┌────────

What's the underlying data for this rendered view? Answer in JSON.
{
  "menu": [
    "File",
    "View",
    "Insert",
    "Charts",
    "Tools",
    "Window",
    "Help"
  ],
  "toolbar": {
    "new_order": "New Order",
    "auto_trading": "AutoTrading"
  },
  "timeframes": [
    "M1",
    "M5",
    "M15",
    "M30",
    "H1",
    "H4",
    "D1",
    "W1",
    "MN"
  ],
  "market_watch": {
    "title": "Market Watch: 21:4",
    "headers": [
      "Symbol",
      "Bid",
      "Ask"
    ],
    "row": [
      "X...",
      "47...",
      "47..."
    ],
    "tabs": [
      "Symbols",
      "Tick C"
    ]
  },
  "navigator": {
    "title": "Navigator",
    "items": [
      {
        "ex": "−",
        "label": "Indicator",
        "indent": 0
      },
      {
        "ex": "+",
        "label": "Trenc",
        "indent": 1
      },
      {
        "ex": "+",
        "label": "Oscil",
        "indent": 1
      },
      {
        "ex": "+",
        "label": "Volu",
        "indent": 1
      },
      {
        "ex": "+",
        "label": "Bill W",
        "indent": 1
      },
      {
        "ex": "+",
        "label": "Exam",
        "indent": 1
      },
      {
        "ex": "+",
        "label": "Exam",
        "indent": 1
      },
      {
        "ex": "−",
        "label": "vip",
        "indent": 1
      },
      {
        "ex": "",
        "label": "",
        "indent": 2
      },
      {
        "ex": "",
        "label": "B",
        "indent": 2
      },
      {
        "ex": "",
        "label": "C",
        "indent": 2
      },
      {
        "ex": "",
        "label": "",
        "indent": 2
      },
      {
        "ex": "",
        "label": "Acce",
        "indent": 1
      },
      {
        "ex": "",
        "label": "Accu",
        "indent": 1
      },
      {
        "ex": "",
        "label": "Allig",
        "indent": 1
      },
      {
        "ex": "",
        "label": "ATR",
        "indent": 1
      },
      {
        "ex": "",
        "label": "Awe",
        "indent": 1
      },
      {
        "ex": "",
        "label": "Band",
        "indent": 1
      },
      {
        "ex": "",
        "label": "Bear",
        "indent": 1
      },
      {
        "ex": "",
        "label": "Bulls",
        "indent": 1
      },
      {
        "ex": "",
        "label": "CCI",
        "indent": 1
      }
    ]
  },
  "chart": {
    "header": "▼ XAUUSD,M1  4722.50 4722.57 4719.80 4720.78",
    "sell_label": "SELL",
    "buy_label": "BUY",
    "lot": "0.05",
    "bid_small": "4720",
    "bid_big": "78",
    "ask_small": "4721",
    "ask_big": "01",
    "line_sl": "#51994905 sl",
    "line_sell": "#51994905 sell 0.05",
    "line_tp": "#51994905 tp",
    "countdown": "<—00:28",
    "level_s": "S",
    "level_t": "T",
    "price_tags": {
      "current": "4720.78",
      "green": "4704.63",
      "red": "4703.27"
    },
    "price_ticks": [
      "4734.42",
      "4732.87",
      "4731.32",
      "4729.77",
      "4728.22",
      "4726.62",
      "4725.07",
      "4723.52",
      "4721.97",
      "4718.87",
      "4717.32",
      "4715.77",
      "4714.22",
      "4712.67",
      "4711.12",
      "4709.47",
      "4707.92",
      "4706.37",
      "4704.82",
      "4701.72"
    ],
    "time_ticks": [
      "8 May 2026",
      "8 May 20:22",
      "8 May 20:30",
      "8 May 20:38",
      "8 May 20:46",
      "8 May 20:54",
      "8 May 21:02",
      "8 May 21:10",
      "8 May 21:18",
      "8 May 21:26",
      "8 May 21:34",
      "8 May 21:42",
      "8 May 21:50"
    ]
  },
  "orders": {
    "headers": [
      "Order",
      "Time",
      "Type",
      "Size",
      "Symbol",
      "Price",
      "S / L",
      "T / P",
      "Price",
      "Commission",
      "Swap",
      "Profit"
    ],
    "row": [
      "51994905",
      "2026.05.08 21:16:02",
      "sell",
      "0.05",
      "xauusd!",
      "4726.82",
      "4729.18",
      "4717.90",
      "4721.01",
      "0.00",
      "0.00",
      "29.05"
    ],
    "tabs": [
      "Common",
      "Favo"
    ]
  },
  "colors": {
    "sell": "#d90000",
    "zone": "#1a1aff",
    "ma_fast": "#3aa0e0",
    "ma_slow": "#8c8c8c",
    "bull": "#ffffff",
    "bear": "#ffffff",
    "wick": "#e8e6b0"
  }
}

└────────

◆ **GIVEN TASK**: Each entry is to be returned in full, character for character.

◆ **EXERCISE RESULT**:
What's the underlying data for this rendered view? Answer in JSON.
{
  "menu": [
    "File",
    "View",
    "Insert",
    "Charts",
    "Tools",
    "Window",
    "Help"
  ],
  "toolbar": {
    "new_order": "New Order",
    "auto_trading": "AutoTrading"
  },
  "timeframes": [
    "M1",
    "M5",
    "M15",
    "M30",
    "H1",
    "H4",
    "D1",
    "W1",
    "MN"
  ],
  "market_watch": {
    "title": "Market Watch: 21:4",
    "headers": [
      "Symbol",
      "Bid",
      "Ask"
    ],
    "row": [
      "X...",
      "47...",
      "47..."
    ],
    "tabs": [
      "Symbols",
      "Tick C"
    ]
  },
  "navigator": {
    "title": "Navigator",
    "items": [
      {
        "ex": "−",
        "label": "Indicator",
        "indent": 0
      },
      {
        "ex": "+",
        "label": "Trenc",
        "indent": 1
      },
      {
        "ex": "+",
        "label": "Oscil",
        "indent": 1
      },
      {
        "ex": "+",
        "label": "Volu",
        "indent": 1
      },
      {
        "ex": "+",
        "label": "Bill W",
        "indent": 1
      },
      {
        "ex": "+",
        "label": "Exam",
        "indent": 1
      },
      {
        "ex": "+",
        "label": "Exam",
        "indent": 1
      },
      {
        "ex": "−",
        "label": "vip",
        "indent": 1
      },
      {
        "ex": "",
        "label": "",
        "indent": 2
      },
      {
        "ex": "",
        "label": "B",
        "indent": 2
      },
      {
        "ex": "",
        "label": "C",
        "indent": 2
      },
      {
        "ex": "",
        "label": "",
        "indent": 2
      },
      {
        "ex": "",
        "label": "Acce",
        "indent": 1
      },
      {
        "ex": "",
        "label": "Accu",
        "indent": 1
      },
      {
        "ex": "",
        "label": "Allig",
        "indent": 1
      },
      {
        "ex": "",
        "label": "ATR",
        "indent": 1
      },
      {
        "ex": "",
        "label": "Awe",
        "indent": 1
      },
      {
        "ex": "",
        "label": "Band",
        "indent": 1
      },
      {
        "ex": "",
        "label": "Bear",
        "indent": 1
      },
      {
        "ex": "",
        "label": "Bulls",
        "indent": 1
      },
      {
        "ex": "",
        "label": "CCI",
        "indent": 1
      }
    ]
  },
  "chart": {
    "header": "▼ XAUUSD,M1  4722.50 4722.57 4719.80 4720.78",
    "sell_label": "SELL",
    "buy_label": "BUY",
    "lot": "0.05",
    "bid_small": "4720",
    "bid_big": "78",
    "ask_small": "4721",
    "ask_big": "01",
    "line_sl": "#51994905 sl",
    "line_sell": "#51994905 sell 0.05",
    "line_tp": "#51994905 tp",
    "countdown": "<—00:28",
    "level_s": "S",
    "level_t": "T",
    "price_tags": {
      "current": "4720.78",
      "green": "4704.63",
      "red": "4703.27"
    },
    "price_ticks": [
      "4734.42",
      "4732.87",
      "4731.32",
      "4729.77",
      "4728.22",
      "4726.62",
      "4725.07",
      "4723.52",
      "4721.97",
      "4718.87",
      "4717.32",
      "4715.77",
      "4714.22",
      "4712.67",
      "4711.12",
      "4709.47",
      "4707.92",
      "4706.37",
      "4704.82",
      "4701.72"
    ],
    "time_ticks": [
      "8 May 2026",
      "8 May 20:22",
      "8 May 20:30",
      "8 May 20:38",
      "8 May 20:46",
      "8 May 20:54",
      "8 May 21:02",
      "8 May 21:10",
      "8 May 21:18",
      "8 May 21:26",
      "8 May 21:34",
      "8 May 21:42",
      "8 May 21:50"
    ]
  },
  "orders": {
    "headers": [
      "Order",
      "Time",
      "Type",
      "Size",
      "Symbol",
      "Price",
      "S / L",
      "T / P",
      "Price",
      "Commission",
      "Swap",
      "Profit"
    ],
    "row": [
      "51994905",
      "2026.05.08 21:16:02",
      "sell",
      "0.05",
      "xauusd!",
      "4726.82",
      "4729.18",
      "4717.90",
      "4721.01",
      "0.00",
      "0.00",
      "29.05"
    ],
    "tabs": [
      "Common",
      "Favo"
    ]
  },
  "colors": {
    "sell": "#d90000",
    "zone": "#1a1aff",
    "ma_fast": "#3aa0e0",
    "ma_slow": "#8c8c8c",
    "bull": "#ffffff",
    "bear": "#ffffff",
    "wick": "#e8e6b0"
  }
}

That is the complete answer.